→ **EXERCISE GOAL**
Transcribe each of the records below exactly, excluding all pictures.
-------- RECORDS TO PROCESS --------
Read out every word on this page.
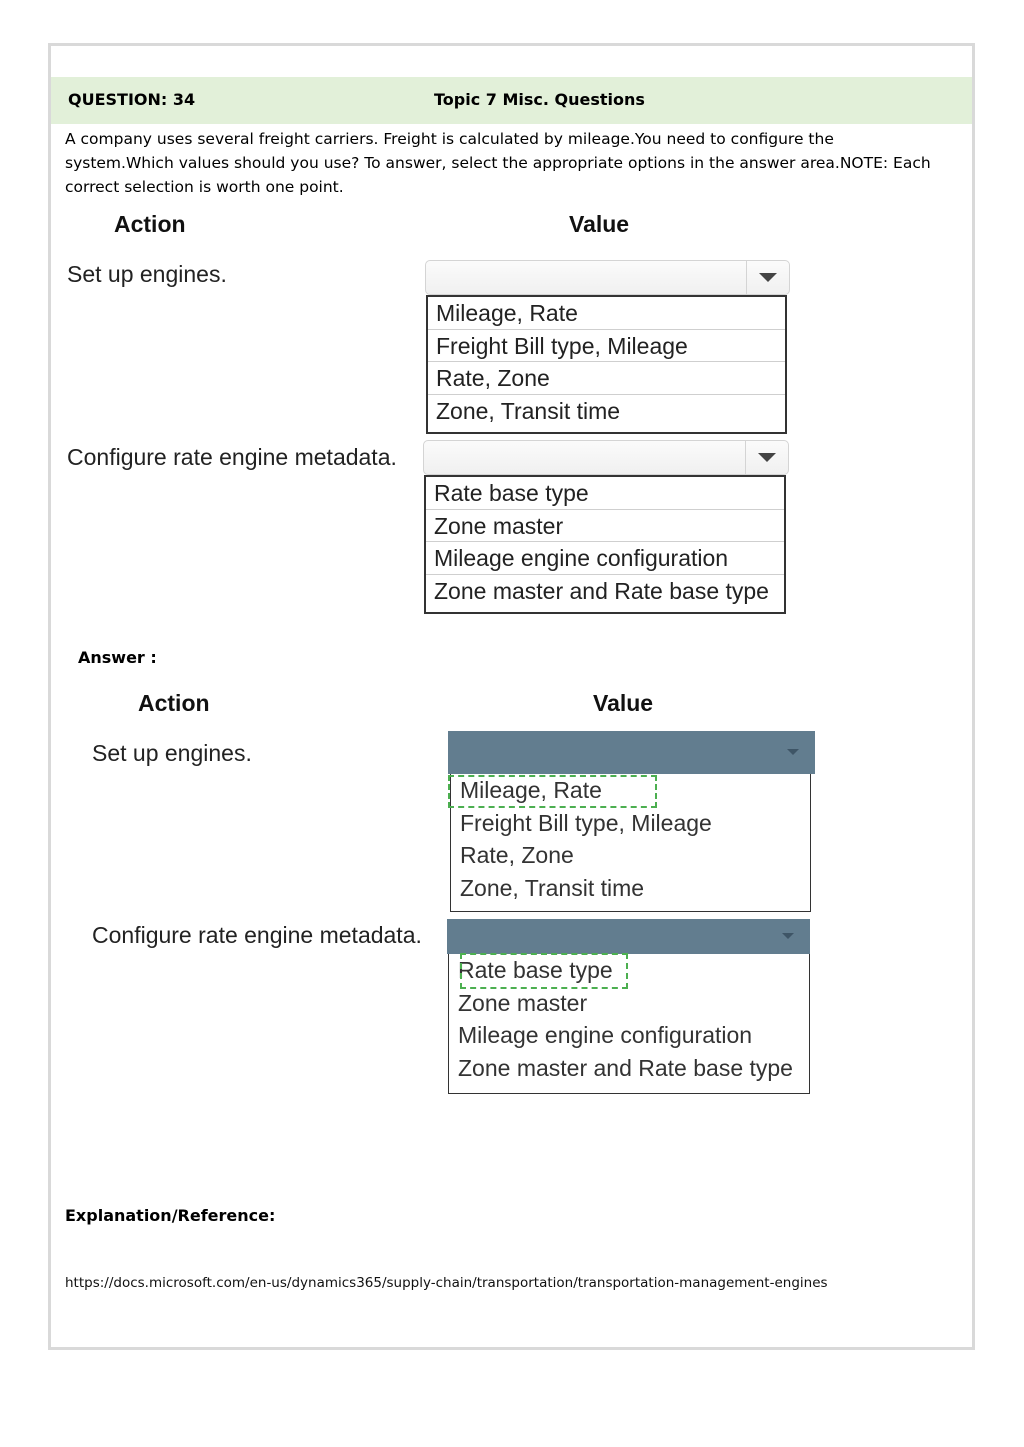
QUESTION: 34	Topic 7 Misc. Questions
A company uses several freight carriers. Freight is calculated by mileage.You need to configure the system.Which values should you use? To answer, select the appropriate options in the answer area.NOTE: Each correct selection is worth one point.
Action	Value
Set up engines.
Mileage, Rate
Freight Bill type, Mileage
Rate, Zone
Zone, Transit time
Configure rate engine metadata.
Rate base type
Zone master
Mileage engine configuration
Zone master and Rate base type
Answer :
Action	Value
Set up engines.
Mileage, Rate
Freight Bill type, Mileage
Rate, Zone
Zone, Transit time
Configure rate engine metadata.
Rate base type
Zone master
Mileage engine configuration
Zone master and Rate base type
Explanation/Reference:
https://docs.microsoft.com/en-us/dynamics365/supply-chain/transportation/transportation-management-engines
--------
→ **SOLVED EXERCISE**
Read out every word on this page.
QUESTION: 34	Topic 7 Misc. Questions
A company uses several freight carriers. Freight is calculated by mileage.You need to configure the system.Which values should you use? To answer, select the appropriate options in the answer area.NOTE: Each correct selection is worth one point.
Action	Value
Set up engines.
Mileage, Rate
Freight Bill type, Mileage
Rate, Zone
Zone, Transit time
Configure rate engine metadata.
Rate base type
Zone master
Mileage engine configuration
Zone master and Rate base type
Answer :
Action	Value
Set up engines.
Mileage, Rate
Freight Bill type, Mileage
Rate, Zone
Zone, Transit time
Configure rate engine metadata.
Rate base type
Zone master
Mileage engine configuration
Zone master and Rate base type
Explanation/Reference:
https://docs.microsoft.com/en-us/dynamics365/supply-chain/transportation/transportation-management-engines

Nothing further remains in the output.